◆ **Your instructions**
Pictures stay out; everything else in the records below is copied exactly.
— BEGIN Entries provided —
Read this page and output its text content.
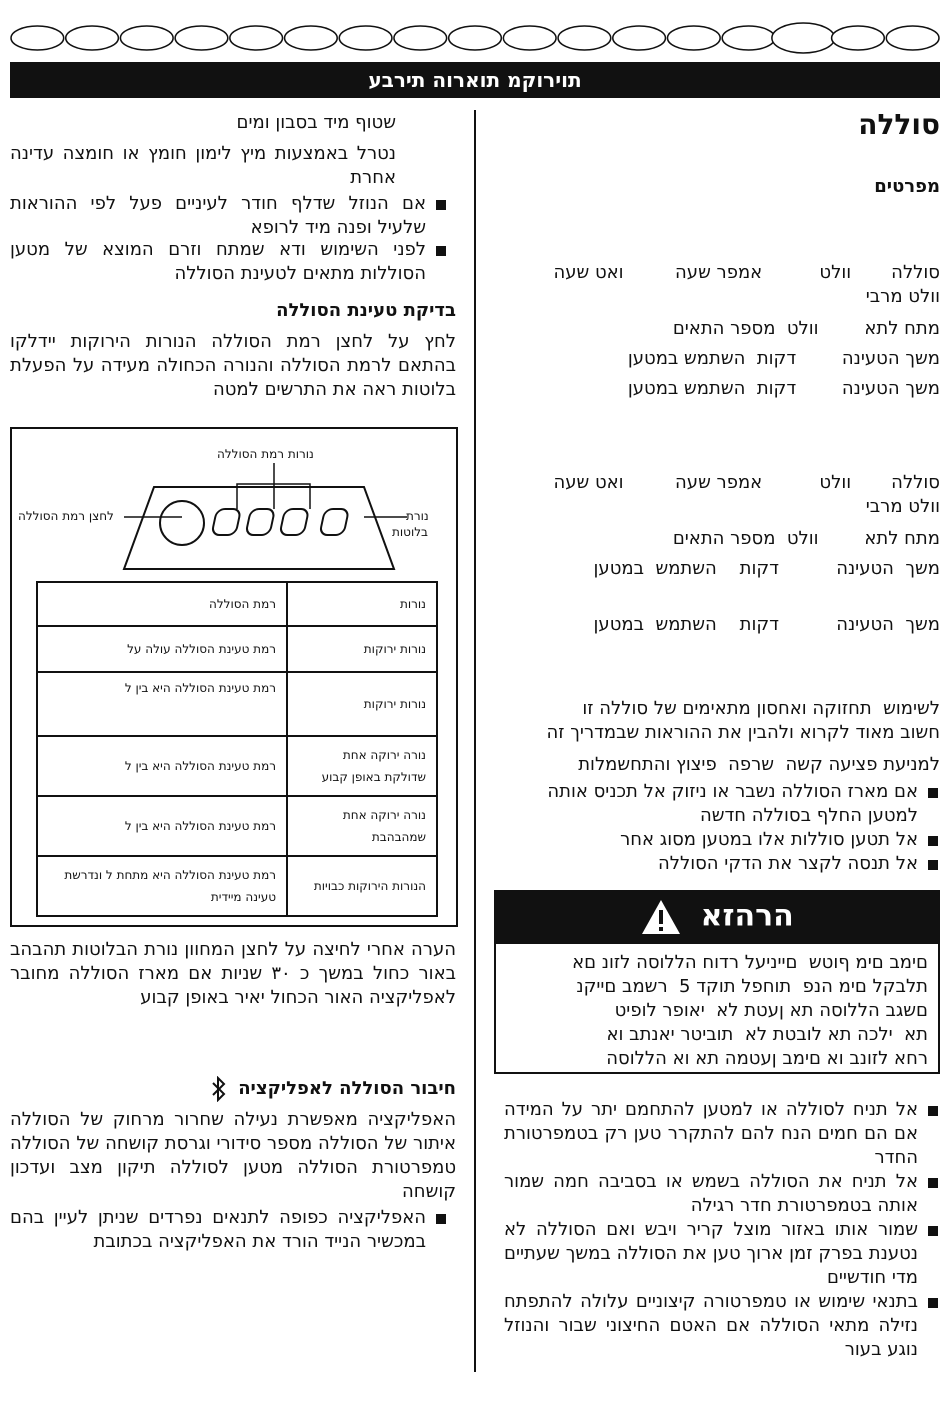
תוירוקמ תוארוה תירבע
סוללה
מפרטים
סוללה       וולט          אמפר שעה         ואט שעה
וולט מרבי
מתח לתא        וולט  מספר התאים
משך הטעינה        דקות  השתמש במטען
משך הטעינה        דקות  השתמש במטען
סוללה       וולט          אמפר שעה         ואט שעה
וולט מרבי
מתח לתא        וולט  מספר התאים
משך  הטעינה          דקות    השתמש  במטען
משך  הטעינה          דקות    השתמש  במטען
לשימוש  תחזוקה ואחסון מתאימים של סוללה זו
חשוב מאוד לקרוא ולהבין את ההוראות שבמדריך זה
למניעת פציעה קשה  שרפה  פיצוץ והתחשמלות
אם מארז הסוללה נשבר או ניזוק אל תכניס אותה למטען החלף בסוללה חדשה
אל תטען סוללות אלו במטען מסוג אחר
אל תנסה לקצר את הדקי הסוללה
הרהזא
םימב םימ ףוטש  םייניעל רדוח הללוסה לזונ םא
תלבקל םימ הנפ  תוחפל תוקד 5  רשמב םייקנ
םשגב הללוסה תא ןעטת לא  יאופר לופיט
תא  ילכה תא לובטת לא  תוביטר יאנתב וא
רחא לזונב וא םימב ןעטמה תא וא הללוסה
אל תניח לסוללה או למטען להתחמם יתר על המידה אם הם חמים הנח להם להתקרר טען רק בטמפרטורת החדר
אל תניח את הסוללה בשמש או בסביבה חמה שמור אותה בטמפרטורת חדר רגילה
שמור אותו באזור מוצל קריר ויבש ואם הסוללה לא נטענת בפרק זמן ארוך טען את הסוללה במשך שעתיים מדי חודשיים
בתנאי שימוש או טמפרטורה קיצוניים עלולה להתפתח נזילה מתאי הסוללה אם האטם החיצוני שבור והנוזל נוגע בעור
שטוף מיד בסבון ומים
נטרל באמצעות מיץ לימון חומץ או חומצה עדינה אחרת
אם הנוזל שדלף חודר לעיניים פעל לפי ההוראות שלעיל ופנה מיד לרופא
לפני השימוש ודא שמתח וזרם המוצא של מטען הסוללות מתאים לטעינת הסוללה
בדיקת טעינת הסוללה
לחץ על לחצן רמת הסוללה הנורות הירוקות יידלקו בהתאם לרמת הסוללה והנורה הכחולה מעידה על הפעלת בלוטות ראה את התרשים למטה
נורות רמת הסוללה
לחצן רמת הסוללה	נורת
בלוטות
נורות	רמת הסוללה
נורות ירוקות	רמת טעינת הסוללה עולה על
נורות ירוקות	רמת טעינת הסוללה היא בין ל
נורה ירוקה אחת שדולקת באופן קבוע	רמת טעינת הסוללה היא בין ל
נורה ירוקה אחת שמהבהבת	רמת טעינת הסוללה היא בין ל
הנורות הירוקות כבויות	רמת טעינת הסוללה היא מתחת ל ונדרשת טעינה מיידית
הערה אחרי לחיצה על לחצן המחוון נורת הבלוטות תהבהב באור כחול במשך כ ٣٠ שניות אם מארז הסוללה מחובר לאפליקציה האור הכחול יאיר באופן קבוע
חיבור הסוללה לאפליקציה
האפליקציה מאפשרת נעילה שחרור מרחוק של הסוללה איתור של הסוללה מספר סידורי וגרסת קושחה של הסוללה טמפרטורת הסוללה מטען לסוללה תיקון מצב ועדכון קושחה
האפליקציה כפופה לתנאים נפרדים שניתן לעיין בהם במכשיר הנייד הורד את האפליקציה בכתובת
— END Entries provided —
◆ **Answer to this exercise**
Read this page and output its text content.
תוירוקמ תוארוה תירבע
סוללה
מפרטים
סוללה       וולט          אמפר שעה         ואט שעה
וולט מרבי
מתח לתא        וולט  מספר התאים
משך הטעינה        דקות  השתמש במטען
משך הטעינה        דקות  השתמש במטען
סוללה       וולט          אמפר שעה         ואט שעה
וולט מרבי
מתח לתא        וולט  מספר התאים
משך  הטעינה          דקות    השתמש  במטען
משך  הטעינה          דקות    השתמש  במטען
לשימוש  תחזוקה ואחסון מתאימים של סוללה זו
חשוב מאוד לקרוא ולהבין את ההוראות שבמדריך זה
למניעת פציעה קשה  שרפה  פיצוץ והתחשמלות
אם מארז הסוללה נשבר או ניזוק אל תכניס אותה למטען החלף בסוללה חדשה
אל תטען סוללות אלו במטען מסוג אחר
אל תנסה לקצר את הדקי הסוללה
הרהזא
םימב םימ ףוטש  םייניעל רדוח הללוסה לזונ םא
תלבקל םימ הנפ  תוחפל תוקד 5  רשמב םייקנ
םשגב הללוסה תא ןעטת לא  יאופר לופיט
תא  ילכה תא לובטת לא  תוביטר יאנתב וא
רחא לזונב וא םימב ןעטמה תא וא הללוסה
אל תניח לסוללה או למטען להתחמם יתר על המידה אם הם חמים הנח להם להתקרר טען רק בטמפרטורת החדר
אל תניח את הסוללה בשמש או בסביבה חמה שמור אותה בטמפרטורת חדר רגילה
שמור אותו באזור מוצל קריר ויבש ואם הסוללה לא נטענת בפרק זמן ארוך טען את הסוללה במשך שעתיים מדי חודשיים
בתנאי שימוש או טמפרטורה קיצוניים עלולה להתפתח נזילה מתאי הסוללה אם האטם החיצוני שבור והנוזל נוגע בעור
שטוף מיד בסבון ומים
נטרל באמצעות מיץ לימון חומץ או חומצה עדינה אחרת
אם הנוזל שדלף חודר לעיניים פעל לפי ההוראות שלעיל ופנה מיד לרופא
לפני השימוש ודא שמתח וזרם המוצא של מטען הסוללות מתאים לטעינת הסוללה
בדיקת טעינת הסוללה
לחץ על לחצן רמת הסוללה הנורות הירוקות יידלקו בהתאם לרמת הסוללה והנורה הכחולה מעידה על הפעלת בלוטות ראה את התרשים למטה
נורות רמת הסוללה
לחצן רמת הסוללה	נורת
בלוטות
נורות	רמת הסוללה
נורות ירוקות	רמת טעינת הסוללה עולה על
נורות ירוקות	רמת טעינת הסוללה היא בין ל
נורה ירוקה אחת שדולקת באופן קבוע	רמת טעינת הסוללה היא בין ל
נורה ירוקה אחת שמהבהבת	רמת טעינת הסוללה היא בין ל
הנורות הירוקות כבויות	רמת טעינת הסוללה היא מתחת ל ונדרשת טעינה מיידית
הערה אחרי לחיצה על לחצן המחוון נורת הבלוטות תהבהב באור כחול במשך כ ٣٠ שניות אם מארז הסוללה מחובר לאפליקציה האור הכחול יאיר באופן קבוע
חיבור הסוללה לאפליקציה
האפליקציה מאפשרת נעילה שחרור מרחוק של הסוללה איתור של הסוללה מספר סידורי וגרסת קושחה של הסוללה טמפרטורת הסוללה מטען לסוללה תיקון מצב ועדכון קושחה
האפליקציה כפופה לתנאים נפרדים שניתן לעיין בהם במכשיר הנייד הורד את האפליקציה בכתובת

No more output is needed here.